Your task:
The entries below are to be transcribed in full, without their images.

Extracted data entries
:::
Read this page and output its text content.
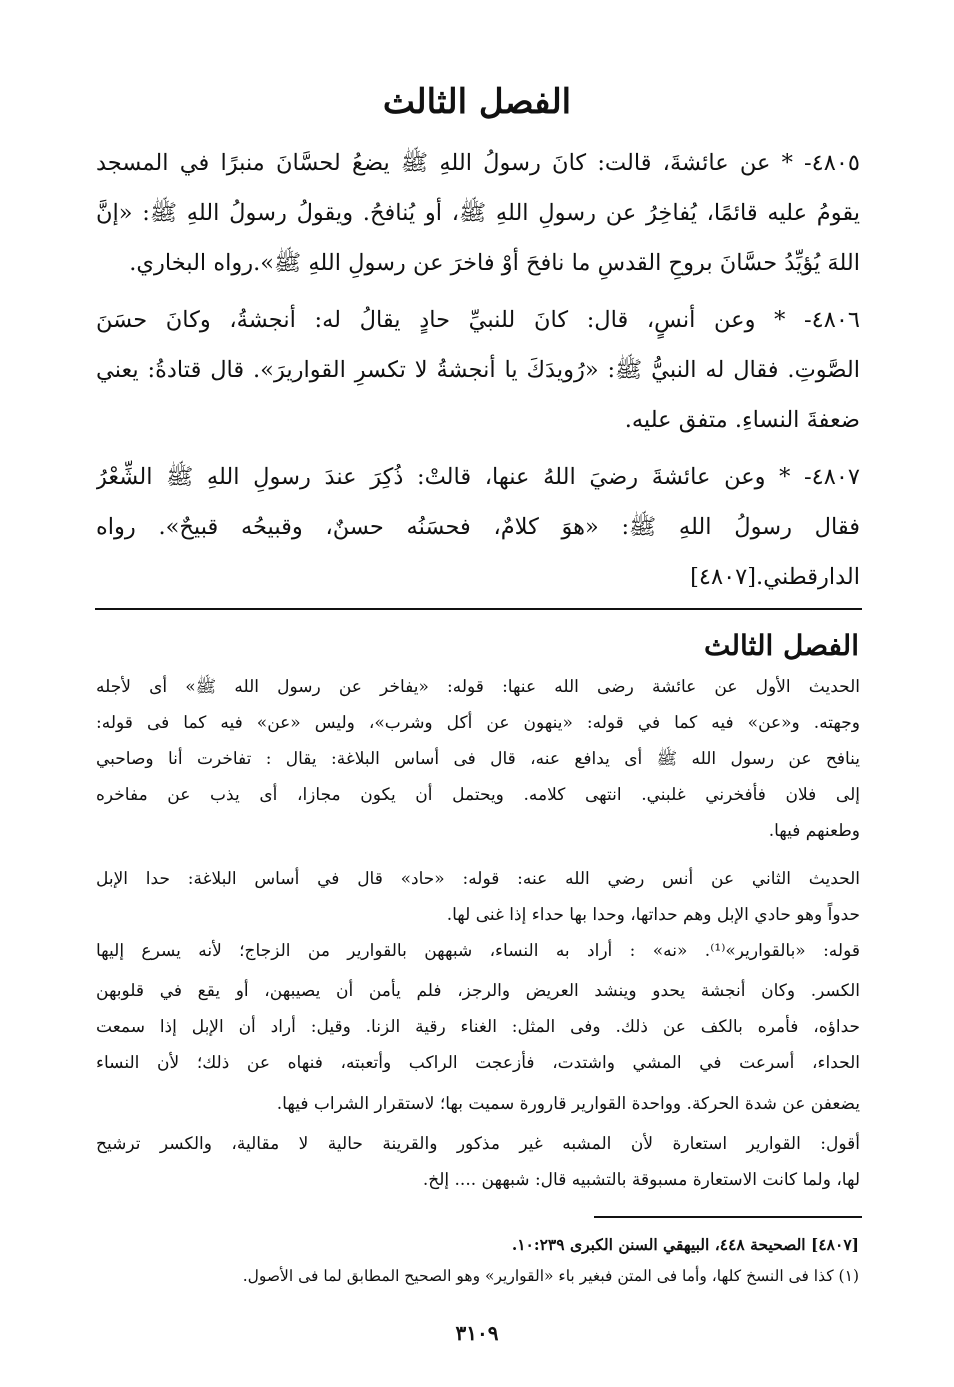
الفصل الثالث
٤٨٠٥- * عن عائشةَ، قالت: كانَ رسولُ اللهِ ﷺ يضعُ لحسَّانَ منبرًا في المسجد
يقومُ عليه قائمًا، يُفاخِرُ عن رسولِ اللهِ ﷺ، أو يُنافحُ. ويقولُ رسولُ اللهِ ﷺ: «إنَّ
اللهَ يُؤيِّدُ حسَّانَ بروحِ القدسِ ما نافحَ أوْ فاخرَ عن رسولِ اللهِ ﷺ».رواه البخاري.
٤٨٠٦- * وعن أنسٍ، قال: كانَ للنبيِّ حادٍ يقالُ له: أنجشةُ، وكانَ حسَنَ
الصَّوتِ. فقال له النبيُّ ﷺ: «رُويدَكَ يا أنجشةُ لا تكسرِ القواريرَ». قال قتادةُ: يعني
ضعفةَ النساءِ. متفق عليه.
٤٨٠٧- * وعن عائشةَ رضيَ اللهُ عنها، قالتْ: ذُكِرَ عندَ رسولِ اللهِ ﷺ الشِّعْرُ
فقال رسولُ اللهِ ﷺ: «هوَ كلامٌ، فحسَنُه حسنٌ، وقبيحُه قبيحٌ». رواه
الدارقطني.[٤٨٠٧]
الفصل الثالث
الحديث الأول عن عائشة رضى الله عنها: قوله: «يفاخر عن رسول الله ﷺ» أى لأجله
وجهته. و«عن» فيه كما في قوله: «ينهون عن أكل وشرب»، وليس «عن» فيه كما فى قوله:
ينافح عن رسول الله ﷺ أى يدافع عنه، قال فى أساس البلاغة: يقال : تفاخرت أنا وصاحبي
إلى فلان فأفخرني غلبني. انتهى كلامه. ويحتمل أن يكون مجازا، أى يذب عن مفاخره
وطعنهم فيها.
الحديث الثاني عن أنس رضي الله عنه: قوله: «حاد» قال في أساس البلاغة: حدا الإبل
حدواً وهو حادي الإبل وهم حداتها، وحدا بها حداء إذا غنى لها.
قوله: «بالقوارير»⁽¹⁾. «نه» : أراد به النساء، شبههن بالقوارير من الزجاج؛ لأنه يسرع إليها
الكسر. وكان أنجشة يحدو وينشد العريض والرجز، فلم يأمن أن يصيبهن، أو يقع في قلوبهن
حداؤه، فأمره بالكف عن ذلك. وفى المثل: الغناء رقية الزنا. وقيل: أراد أن الإبل إذا سمعت
الحداء، أسرعت في المشي واشتدت، فأزعجت الراكب وأتعبته، فنهاه عن ذلك؛ لأن النساء
يضعفن عن شدة الحركة. وواحدة القوارير قارورة سميت بها؛ لاستقرار الشراب فيها.
أقول: القوارير استعارة لأن المشبه غير مذكور والقرينة حالية لا مقالية، والكسر ترشيح
لها، ولما كانت الاستعارة مسبوقة بالتشبيه قال: شبههن .... إلخ.
[٤٨٠٧] الصحيحة ٤٤٨، البيهقي السنن الكبرى ١٠:٢٣٩.
(١) كذا فى النسخ كلها، وأما فى المتن فبغير باء «القوارير» وهو الصحيح المطابق لما فى الأصول.
٣١٠٩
:::
Solution to the problem:
Read this page and output its text content.
الفصل الثالث
٤٨٠٥- * عن عائشةَ، قالت: كانَ رسولُ اللهِ ﷺ يضعُ لحسَّانَ منبرًا في المسجد
يقومُ عليه قائمًا، يُفاخِرُ عن رسولِ اللهِ ﷺ، أو يُنافحُ. ويقولُ رسولُ اللهِ ﷺ: «إنَّ
اللهَ يُؤيِّدُ حسَّانَ بروحِ القدسِ ما نافحَ أوْ فاخرَ عن رسولِ اللهِ ﷺ».رواه البخاري.
٤٨٠٦- * وعن أنسٍ، قال: كانَ للنبيِّ حادٍ يقالُ له: أنجشةُ، وكانَ حسَنَ
الصَّوتِ. فقال له النبيُّ ﷺ: «رُويدَكَ يا أنجشةُ لا تكسرِ القواريرَ». قال قتادةُ: يعني
ضعفةَ النساءِ. متفق عليه.
٤٨٠٧- * وعن عائشةَ رضيَ اللهُ عنها، قالتْ: ذُكِرَ عندَ رسولِ اللهِ ﷺ الشِّعْرُ
فقال رسولُ اللهِ ﷺ: «هوَ كلامٌ، فحسَنُه حسنٌ، وقبيحُه قبيحٌ». رواه
الدارقطني.[٤٨٠٧]
الفصل الثالث
الحديث الأول عن عائشة رضى الله عنها: قوله: «يفاخر عن رسول الله ﷺ» أى لأجله
وجهته. و«عن» فيه كما في قوله: «ينهون عن أكل وشرب»، وليس «عن» فيه كما فى قوله:
ينافح عن رسول الله ﷺ أى يدافع عنه، قال فى أساس البلاغة: يقال : تفاخرت أنا وصاحبي
إلى فلان فأفخرني غلبني. انتهى كلامه. ويحتمل أن يكون مجازا، أى يذب عن مفاخره
وطعنهم فيها.
الحديث الثاني عن أنس رضي الله عنه: قوله: «حاد» قال في أساس البلاغة: حدا الإبل
حدواً وهو حادي الإبل وهم حداتها، وحدا بها حداء إذا غنى لها.
قوله: «بالقوارير»⁽¹⁾. «نه» : أراد به النساء، شبههن بالقوارير من الزجاج؛ لأنه يسرع إليها
الكسر. وكان أنجشة يحدو وينشد العريض والرجز، فلم يأمن أن يصيبهن، أو يقع في قلوبهن
حداؤه، فأمره بالكف عن ذلك. وفى المثل: الغناء رقية الزنا. وقيل: أراد أن الإبل إذا سمعت
الحداء، أسرعت في المشي واشتدت، فأزعجت الراكب وأتعبته، فنهاه عن ذلك؛ لأن النساء
يضعفن عن شدة الحركة. وواحدة القوارير قارورة سميت بها؛ لاستقرار الشراب فيها.
أقول: القوارير استعارة لأن المشبه غير مذكور والقرينة حالية لا مقالية، والكسر ترشيح
لها، ولما كانت الاستعارة مسبوقة بالتشبيه قال: شبههن .... إلخ.
[٤٨٠٧] الصحيحة ٤٤٨، البيهقي السنن الكبرى ١٠:٢٣٩.
(١) كذا فى النسخ كلها، وأما فى المتن فبغير باء «القوارير» وهو الصحيح المطابق لما فى الأصول.
٣١٠٩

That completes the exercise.